Put the lines of the records below into a numbered list, leaving out any blank lines, from the line with "p-value: 254.5 [663, 485, 756, 509]" up to and including the line with "row-label-p: P [290, 485, 323, 509]". List only those lines.

● **PROVIDED RECORDS**
━━━━━━━━━━━━━━━━

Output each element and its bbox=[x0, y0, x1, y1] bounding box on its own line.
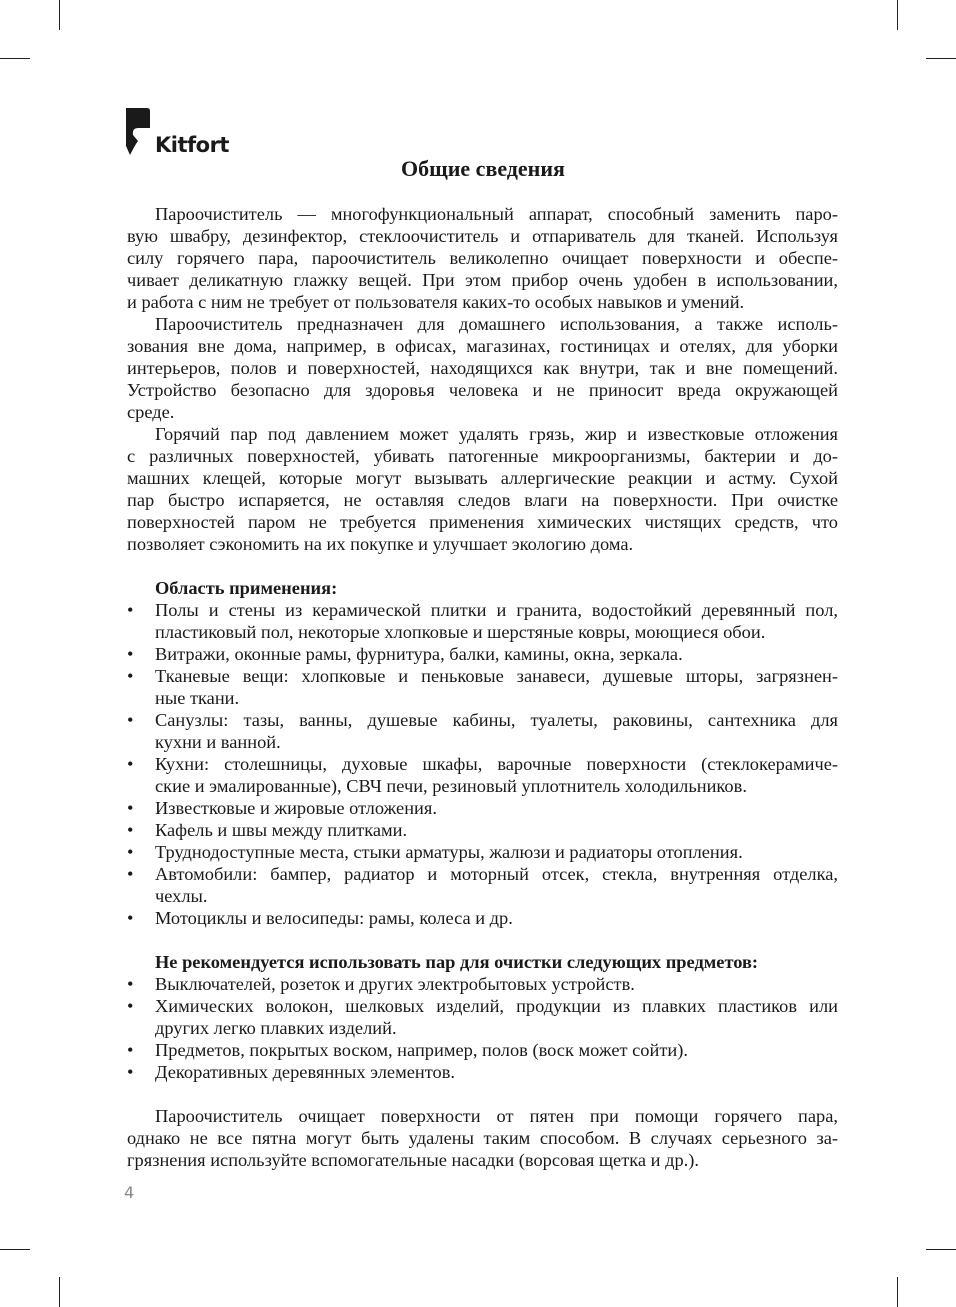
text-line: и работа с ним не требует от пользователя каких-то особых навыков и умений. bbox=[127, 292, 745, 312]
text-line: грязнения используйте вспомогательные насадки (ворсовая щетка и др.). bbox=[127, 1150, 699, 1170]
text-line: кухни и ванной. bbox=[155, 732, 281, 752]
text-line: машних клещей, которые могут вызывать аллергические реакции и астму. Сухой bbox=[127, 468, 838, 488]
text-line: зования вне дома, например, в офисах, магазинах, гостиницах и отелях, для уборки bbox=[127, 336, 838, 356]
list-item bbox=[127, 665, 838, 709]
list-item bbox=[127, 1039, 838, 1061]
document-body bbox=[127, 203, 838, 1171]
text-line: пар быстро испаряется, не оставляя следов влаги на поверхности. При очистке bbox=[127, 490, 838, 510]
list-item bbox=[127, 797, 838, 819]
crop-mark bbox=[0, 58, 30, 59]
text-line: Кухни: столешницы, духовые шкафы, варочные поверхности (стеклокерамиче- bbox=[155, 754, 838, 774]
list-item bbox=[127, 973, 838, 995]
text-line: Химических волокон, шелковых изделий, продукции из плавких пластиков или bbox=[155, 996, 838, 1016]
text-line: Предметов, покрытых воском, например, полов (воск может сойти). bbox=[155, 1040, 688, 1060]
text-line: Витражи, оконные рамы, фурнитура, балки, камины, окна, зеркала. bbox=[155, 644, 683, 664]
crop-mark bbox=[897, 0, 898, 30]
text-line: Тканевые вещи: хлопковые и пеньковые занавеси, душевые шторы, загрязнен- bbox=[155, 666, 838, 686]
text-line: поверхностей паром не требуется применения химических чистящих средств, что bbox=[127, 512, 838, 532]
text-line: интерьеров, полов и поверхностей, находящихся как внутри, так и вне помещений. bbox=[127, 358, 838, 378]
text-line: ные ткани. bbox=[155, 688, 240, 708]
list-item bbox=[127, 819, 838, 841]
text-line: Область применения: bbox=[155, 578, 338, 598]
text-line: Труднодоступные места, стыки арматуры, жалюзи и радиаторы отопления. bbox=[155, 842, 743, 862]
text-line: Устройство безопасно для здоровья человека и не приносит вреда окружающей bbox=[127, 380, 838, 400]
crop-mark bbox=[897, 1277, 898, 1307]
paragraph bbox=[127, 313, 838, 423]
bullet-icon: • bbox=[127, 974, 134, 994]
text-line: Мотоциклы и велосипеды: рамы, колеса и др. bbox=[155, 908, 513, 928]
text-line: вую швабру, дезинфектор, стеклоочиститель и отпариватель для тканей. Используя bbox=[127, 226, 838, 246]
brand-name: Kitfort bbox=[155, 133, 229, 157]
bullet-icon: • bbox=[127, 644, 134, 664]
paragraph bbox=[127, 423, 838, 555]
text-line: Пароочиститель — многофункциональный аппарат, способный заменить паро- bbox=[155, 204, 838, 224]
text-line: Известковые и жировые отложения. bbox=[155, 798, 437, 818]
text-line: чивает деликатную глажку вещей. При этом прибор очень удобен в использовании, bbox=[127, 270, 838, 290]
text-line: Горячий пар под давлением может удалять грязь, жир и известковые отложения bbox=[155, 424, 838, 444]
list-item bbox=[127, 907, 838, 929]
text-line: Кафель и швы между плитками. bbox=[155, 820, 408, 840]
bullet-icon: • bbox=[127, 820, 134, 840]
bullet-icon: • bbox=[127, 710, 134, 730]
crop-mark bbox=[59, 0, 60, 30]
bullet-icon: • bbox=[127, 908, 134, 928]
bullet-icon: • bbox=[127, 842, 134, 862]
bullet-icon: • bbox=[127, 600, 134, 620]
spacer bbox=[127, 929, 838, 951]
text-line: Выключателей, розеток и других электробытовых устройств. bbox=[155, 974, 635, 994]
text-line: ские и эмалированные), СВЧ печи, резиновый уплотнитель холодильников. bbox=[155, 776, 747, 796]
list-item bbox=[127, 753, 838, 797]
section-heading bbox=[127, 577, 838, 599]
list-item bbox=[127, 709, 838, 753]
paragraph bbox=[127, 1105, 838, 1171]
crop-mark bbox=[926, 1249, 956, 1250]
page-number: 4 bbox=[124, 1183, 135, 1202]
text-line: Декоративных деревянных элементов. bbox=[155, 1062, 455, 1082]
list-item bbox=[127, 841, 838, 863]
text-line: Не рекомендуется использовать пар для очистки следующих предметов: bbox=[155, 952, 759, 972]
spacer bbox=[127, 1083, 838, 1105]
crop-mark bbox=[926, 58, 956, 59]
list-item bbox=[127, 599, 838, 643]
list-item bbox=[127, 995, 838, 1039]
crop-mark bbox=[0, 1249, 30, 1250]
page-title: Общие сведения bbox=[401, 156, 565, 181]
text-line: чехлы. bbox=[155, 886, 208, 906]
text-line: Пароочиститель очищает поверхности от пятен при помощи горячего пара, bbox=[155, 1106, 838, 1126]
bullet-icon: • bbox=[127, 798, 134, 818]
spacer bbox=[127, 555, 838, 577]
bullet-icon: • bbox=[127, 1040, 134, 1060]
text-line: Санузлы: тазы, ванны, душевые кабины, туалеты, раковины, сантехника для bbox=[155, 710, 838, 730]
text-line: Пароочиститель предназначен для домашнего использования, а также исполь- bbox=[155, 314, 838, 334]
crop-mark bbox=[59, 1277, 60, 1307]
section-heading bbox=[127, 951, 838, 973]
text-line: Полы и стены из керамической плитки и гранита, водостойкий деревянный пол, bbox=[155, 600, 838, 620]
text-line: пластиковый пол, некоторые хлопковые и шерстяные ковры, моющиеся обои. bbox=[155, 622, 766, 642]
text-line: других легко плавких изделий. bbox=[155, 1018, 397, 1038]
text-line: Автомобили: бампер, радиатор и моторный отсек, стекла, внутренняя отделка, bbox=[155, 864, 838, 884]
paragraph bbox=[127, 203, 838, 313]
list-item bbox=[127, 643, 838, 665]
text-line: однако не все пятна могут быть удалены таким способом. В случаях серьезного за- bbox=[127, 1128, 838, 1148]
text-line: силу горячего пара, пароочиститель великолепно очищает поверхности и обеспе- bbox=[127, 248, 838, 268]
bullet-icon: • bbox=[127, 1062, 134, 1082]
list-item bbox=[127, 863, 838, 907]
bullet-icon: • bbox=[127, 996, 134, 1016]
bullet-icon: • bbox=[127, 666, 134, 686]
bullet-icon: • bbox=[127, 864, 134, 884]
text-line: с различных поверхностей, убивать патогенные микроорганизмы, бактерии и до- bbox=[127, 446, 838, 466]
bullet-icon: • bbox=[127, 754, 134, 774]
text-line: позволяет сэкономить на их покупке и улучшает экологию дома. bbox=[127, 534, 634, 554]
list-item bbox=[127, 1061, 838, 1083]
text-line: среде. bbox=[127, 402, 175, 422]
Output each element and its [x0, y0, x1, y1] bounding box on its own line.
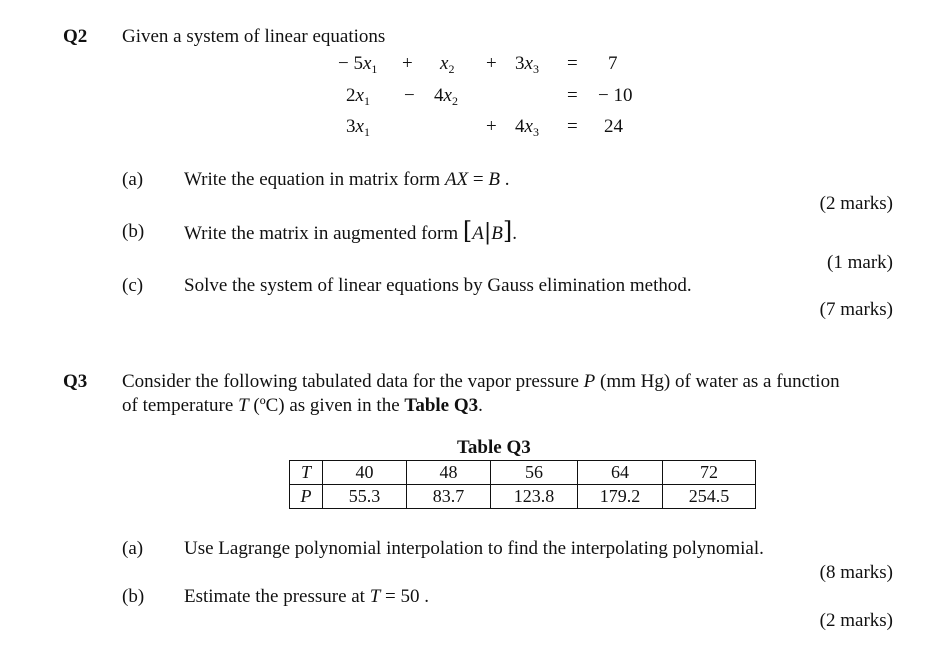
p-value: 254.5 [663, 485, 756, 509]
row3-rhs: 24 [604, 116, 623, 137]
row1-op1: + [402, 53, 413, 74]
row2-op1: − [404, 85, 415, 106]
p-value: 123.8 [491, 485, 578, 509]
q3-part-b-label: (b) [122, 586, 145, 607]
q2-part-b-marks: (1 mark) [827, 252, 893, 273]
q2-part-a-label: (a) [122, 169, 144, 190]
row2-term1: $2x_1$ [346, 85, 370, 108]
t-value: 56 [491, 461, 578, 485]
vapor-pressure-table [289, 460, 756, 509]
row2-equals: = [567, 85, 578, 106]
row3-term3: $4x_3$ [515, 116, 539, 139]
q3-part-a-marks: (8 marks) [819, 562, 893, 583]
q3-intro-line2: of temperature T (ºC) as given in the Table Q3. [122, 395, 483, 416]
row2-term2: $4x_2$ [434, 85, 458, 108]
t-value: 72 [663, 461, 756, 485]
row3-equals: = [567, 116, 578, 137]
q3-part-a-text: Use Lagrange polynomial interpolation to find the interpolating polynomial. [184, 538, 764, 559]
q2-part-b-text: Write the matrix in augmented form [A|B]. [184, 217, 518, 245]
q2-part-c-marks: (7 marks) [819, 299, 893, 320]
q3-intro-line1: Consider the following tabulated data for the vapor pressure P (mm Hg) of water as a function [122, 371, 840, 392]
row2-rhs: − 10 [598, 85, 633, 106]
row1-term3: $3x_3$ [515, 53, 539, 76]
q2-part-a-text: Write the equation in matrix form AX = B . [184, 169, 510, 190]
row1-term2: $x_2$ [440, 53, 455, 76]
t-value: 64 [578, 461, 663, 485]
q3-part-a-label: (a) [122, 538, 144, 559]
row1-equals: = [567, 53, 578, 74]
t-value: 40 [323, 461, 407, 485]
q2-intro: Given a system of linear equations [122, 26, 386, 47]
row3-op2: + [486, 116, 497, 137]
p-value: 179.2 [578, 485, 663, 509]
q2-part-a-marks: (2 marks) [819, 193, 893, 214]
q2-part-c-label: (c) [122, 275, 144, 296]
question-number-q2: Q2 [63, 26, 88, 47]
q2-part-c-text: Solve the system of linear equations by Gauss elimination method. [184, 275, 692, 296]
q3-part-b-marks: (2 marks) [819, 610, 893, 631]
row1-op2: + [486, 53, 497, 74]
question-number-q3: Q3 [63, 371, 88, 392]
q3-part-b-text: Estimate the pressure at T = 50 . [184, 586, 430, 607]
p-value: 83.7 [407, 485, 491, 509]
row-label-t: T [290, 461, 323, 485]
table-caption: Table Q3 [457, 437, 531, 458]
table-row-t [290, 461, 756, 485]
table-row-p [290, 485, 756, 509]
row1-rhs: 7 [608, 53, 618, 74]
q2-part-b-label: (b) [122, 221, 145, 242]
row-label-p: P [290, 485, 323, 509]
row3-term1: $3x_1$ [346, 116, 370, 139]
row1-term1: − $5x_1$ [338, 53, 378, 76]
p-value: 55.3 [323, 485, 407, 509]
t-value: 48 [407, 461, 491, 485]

━━━━━━━━━━━━━━━━

● **SOLUTION BELOW**
1. p-value: 254.5 [663, 485, 756, 509]
2. row3-rhs: 24 [604, 116, 623, 137]
3. row1-op1: + [402, 53, 413, 74]
4. row2-op1: − [404, 85, 415, 106]
5. p-value: 123.8 [491, 485, 578, 509]
6. q3-part-b-label: (b) [122, 586, 145, 607]
7. q2-part-b-marks: (1 mark) [827, 252, 893, 273]
8. q2-part-a-label: (a) [122, 169, 144, 190]
9. row2-term1: $2x_1$ [346, 85, 370, 108]
10. t-value: 56 [491, 461, 578, 485]
11. vapor-pressure-table [289, 460, 756, 509]
12. row2-equals: = [567, 85, 578, 106]
13. row3-term3: $4x_3$ [515, 116, 539, 139]
14. q3-part-a-marks: (8 marks) [819, 562, 893, 583]
15. q3-intro-line2: of temperature T (ºC) as given in the Table Q3. [122, 395, 483, 416]
16. row2-term2: $4x_2$ [434, 85, 458, 108]
17. t-value: 72 [663, 461, 756, 485]
18. row3-equals: = [567, 116, 578, 137]
19. q3-part-a-text: Use Lagrange polynomial interpolation to find the interpolating polynomial. [184, 538, 764, 559]
20. q2-part-b-text: Write the matrix in augmented form [A|B]. [184, 217, 518, 245]
21. q2-part-c-marks: (7 marks) [819, 299, 893, 320]
22. q3-intro-line1: Consider the following tabulated data for the vapor pressure P (mm Hg) of water as a function [122, 371, 840, 392]
23. row2-rhs: − 10 [598, 85, 633, 106]
24. row1-term3: $3x_3$ [515, 53, 539, 76]
25. q2-part-a-text: Write the equation in matrix form AX = B . [184, 169, 510, 190]
26. row1-term2: $x_2$ [440, 53, 455, 76]
27. t-value: 64 [578, 461, 663, 485]
28. q3-part-a-label: (a) [122, 538, 144, 559]
29. row1-equals: = [567, 53, 578, 74]
30. t-value: 40 [323, 461, 407, 485]
31. q2-intro: Given a system of linear equations [122, 26, 386, 47]
32. row3-op2: + [486, 116, 497, 137]
33. p-value: 179.2 [578, 485, 663, 509]
34. q2-part-a-marks: (2 marks) [819, 193, 893, 214]
35. q2-part-c-label: (c) [122, 275, 144, 296]
36. question-number-q2: Q2 [63, 26, 88, 47]
37. q2-part-c-text: Solve the system of linear equations by Gauss elimination method. [184, 275, 692, 296]
38. q3-part-b-marks: (2 marks) [819, 610, 893, 631]
39. row1-op2: + [486, 53, 497, 74]
40. question-number-q3: Q3 [63, 371, 88, 392]
41. q3-part-b-text: Estimate the pressure at T = 50 . [184, 586, 430, 607]
42. p-value: 83.7 [407, 485, 491, 509]
43. row-label-t: T [290, 461, 323, 485]
44. table-caption: Table Q3 [457, 437, 531, 458]
45. table-row-t [290, 461, 756, 485]
46. table-row-p [290, 485, 756, 509]
47. row1-rhs: 7 [608, 53, 618, 74]
48. q2-part-b-label: (b) [122, 221, 145, 242]
49. row-label-p: P [290, 485, 323, 509]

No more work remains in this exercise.